-- WHAT IS NEEDED --
Scan the entries below and extract each line with the word "wiped" in it.

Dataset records
☆ ☆ ☆ ☆ ☆

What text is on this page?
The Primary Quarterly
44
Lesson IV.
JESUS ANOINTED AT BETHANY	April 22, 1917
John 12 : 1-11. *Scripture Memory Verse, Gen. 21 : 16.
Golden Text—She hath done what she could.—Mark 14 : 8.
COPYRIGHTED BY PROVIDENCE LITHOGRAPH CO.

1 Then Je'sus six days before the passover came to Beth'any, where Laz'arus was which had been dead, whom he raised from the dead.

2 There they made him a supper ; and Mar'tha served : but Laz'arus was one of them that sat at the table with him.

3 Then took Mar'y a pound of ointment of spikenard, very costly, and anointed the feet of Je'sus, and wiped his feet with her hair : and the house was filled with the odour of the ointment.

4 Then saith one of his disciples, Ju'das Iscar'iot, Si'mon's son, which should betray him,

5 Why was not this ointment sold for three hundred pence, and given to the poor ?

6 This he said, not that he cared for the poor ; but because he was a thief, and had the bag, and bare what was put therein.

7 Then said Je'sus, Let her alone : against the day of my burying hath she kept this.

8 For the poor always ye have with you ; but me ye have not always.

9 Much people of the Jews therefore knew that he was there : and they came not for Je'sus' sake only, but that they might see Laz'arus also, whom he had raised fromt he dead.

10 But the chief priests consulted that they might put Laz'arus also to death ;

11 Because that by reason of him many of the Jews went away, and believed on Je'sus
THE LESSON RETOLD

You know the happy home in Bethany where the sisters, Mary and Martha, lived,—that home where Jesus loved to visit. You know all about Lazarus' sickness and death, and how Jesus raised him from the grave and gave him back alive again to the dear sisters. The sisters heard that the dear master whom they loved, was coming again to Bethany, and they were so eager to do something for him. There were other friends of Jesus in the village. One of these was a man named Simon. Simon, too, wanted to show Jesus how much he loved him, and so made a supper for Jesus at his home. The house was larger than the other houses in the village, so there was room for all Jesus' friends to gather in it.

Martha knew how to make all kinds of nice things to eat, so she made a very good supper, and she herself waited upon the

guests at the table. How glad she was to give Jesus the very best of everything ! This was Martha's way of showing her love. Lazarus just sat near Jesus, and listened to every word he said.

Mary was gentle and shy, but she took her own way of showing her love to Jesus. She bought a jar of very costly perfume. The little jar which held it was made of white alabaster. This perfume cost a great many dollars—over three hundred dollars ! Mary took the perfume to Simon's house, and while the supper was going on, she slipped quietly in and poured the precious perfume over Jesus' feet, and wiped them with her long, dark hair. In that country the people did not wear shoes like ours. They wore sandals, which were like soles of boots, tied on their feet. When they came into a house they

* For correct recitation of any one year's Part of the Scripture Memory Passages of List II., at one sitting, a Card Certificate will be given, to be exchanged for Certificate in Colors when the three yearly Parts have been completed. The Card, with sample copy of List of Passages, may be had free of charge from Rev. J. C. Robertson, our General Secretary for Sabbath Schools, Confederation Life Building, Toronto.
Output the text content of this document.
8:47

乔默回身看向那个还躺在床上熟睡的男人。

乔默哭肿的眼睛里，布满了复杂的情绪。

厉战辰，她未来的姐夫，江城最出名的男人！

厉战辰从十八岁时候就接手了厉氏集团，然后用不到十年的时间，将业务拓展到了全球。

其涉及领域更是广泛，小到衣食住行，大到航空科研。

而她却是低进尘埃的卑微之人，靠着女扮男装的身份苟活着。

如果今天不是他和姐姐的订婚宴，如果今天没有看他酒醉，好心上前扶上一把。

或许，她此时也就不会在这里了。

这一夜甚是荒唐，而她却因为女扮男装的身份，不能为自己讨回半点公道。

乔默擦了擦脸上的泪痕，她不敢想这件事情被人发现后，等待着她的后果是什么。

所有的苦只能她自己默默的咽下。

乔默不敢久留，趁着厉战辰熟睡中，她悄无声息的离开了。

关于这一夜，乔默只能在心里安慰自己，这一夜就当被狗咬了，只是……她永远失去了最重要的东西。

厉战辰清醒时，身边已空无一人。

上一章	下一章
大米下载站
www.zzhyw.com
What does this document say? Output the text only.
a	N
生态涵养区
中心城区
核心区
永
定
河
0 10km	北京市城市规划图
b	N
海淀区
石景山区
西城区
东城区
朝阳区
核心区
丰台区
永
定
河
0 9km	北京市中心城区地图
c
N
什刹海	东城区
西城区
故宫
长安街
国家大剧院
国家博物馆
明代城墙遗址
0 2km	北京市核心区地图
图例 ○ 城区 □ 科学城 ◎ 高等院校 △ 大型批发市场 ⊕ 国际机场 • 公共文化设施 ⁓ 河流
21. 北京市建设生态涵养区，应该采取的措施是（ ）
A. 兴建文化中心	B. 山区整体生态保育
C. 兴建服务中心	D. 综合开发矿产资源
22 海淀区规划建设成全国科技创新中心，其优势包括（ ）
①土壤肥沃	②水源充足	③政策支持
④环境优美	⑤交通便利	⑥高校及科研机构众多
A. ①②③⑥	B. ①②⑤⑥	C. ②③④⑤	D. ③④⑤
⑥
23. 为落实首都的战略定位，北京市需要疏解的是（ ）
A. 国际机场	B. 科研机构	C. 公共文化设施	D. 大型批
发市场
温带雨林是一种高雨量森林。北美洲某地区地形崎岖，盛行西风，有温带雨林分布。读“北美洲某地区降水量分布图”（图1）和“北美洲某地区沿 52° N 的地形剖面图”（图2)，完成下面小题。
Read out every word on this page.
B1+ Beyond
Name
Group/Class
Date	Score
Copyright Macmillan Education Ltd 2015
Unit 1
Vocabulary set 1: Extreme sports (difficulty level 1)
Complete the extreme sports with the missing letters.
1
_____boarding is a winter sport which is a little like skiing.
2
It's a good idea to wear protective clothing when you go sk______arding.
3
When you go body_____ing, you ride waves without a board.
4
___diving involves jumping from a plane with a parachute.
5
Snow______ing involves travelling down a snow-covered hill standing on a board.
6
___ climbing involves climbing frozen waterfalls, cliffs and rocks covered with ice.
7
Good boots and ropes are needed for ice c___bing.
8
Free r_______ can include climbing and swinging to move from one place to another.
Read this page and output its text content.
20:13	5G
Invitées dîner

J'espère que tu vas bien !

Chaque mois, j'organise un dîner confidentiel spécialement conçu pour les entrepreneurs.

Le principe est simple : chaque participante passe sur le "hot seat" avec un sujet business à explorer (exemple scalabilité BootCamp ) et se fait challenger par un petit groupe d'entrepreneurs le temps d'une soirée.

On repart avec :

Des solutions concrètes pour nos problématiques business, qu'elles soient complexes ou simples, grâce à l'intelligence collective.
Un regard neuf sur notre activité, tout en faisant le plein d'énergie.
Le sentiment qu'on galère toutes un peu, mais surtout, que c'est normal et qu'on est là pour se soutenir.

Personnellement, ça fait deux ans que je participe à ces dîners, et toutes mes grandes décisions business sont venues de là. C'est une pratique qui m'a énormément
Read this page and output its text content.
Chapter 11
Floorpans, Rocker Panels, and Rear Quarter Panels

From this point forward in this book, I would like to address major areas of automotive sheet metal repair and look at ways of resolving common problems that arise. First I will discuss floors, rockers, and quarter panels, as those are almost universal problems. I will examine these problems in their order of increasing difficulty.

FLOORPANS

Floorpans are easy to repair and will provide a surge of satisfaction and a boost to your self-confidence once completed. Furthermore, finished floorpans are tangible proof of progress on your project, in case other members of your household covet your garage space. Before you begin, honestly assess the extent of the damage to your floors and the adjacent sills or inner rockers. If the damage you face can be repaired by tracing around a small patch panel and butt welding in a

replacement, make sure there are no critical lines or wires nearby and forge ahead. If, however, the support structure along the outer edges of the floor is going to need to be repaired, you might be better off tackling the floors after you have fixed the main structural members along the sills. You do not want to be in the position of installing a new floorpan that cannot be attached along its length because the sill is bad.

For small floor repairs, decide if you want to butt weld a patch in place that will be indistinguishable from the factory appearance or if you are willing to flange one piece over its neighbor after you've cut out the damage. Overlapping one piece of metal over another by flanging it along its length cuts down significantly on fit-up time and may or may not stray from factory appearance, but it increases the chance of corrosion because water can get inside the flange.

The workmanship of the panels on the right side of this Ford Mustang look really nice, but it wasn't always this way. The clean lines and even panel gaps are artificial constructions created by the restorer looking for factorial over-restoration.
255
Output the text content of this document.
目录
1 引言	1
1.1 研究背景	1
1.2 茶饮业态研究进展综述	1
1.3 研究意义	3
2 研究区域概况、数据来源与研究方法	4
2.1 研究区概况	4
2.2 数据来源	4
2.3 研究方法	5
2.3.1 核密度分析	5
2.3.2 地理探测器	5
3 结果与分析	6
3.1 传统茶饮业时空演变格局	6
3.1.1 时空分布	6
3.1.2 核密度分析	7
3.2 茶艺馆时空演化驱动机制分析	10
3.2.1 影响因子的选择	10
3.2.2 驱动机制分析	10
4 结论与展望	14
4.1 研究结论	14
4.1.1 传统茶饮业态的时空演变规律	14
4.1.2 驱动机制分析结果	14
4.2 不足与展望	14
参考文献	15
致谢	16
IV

☆ ☆ ☆ ☆ ☆

-- TASK OUTPUT --
3 Then took Mar'y a pound of ointment of spikenard, very costly, and anointed the feet of Je'sus, and wiped his feet with her hair : and the house was filled with the odour of the ointment.
Mary was gentle and shy, but she took her own way of showing her love to Jesus. She bought a jar of very costly perfume. The little jar which held it was made of white alabaster. This perfume cost a great many dollars—over three hundred dollars ! Mary took the perfume to Simon's house, and while the supper was going on, she slipped quietly in and poured the precious perfume over Jesus' feet, and wiped them with her long, dark hair. In that country the people did not wear shoes like ours. They wore sandals, which were like soles of boots, tied on their feet. When they came into a house they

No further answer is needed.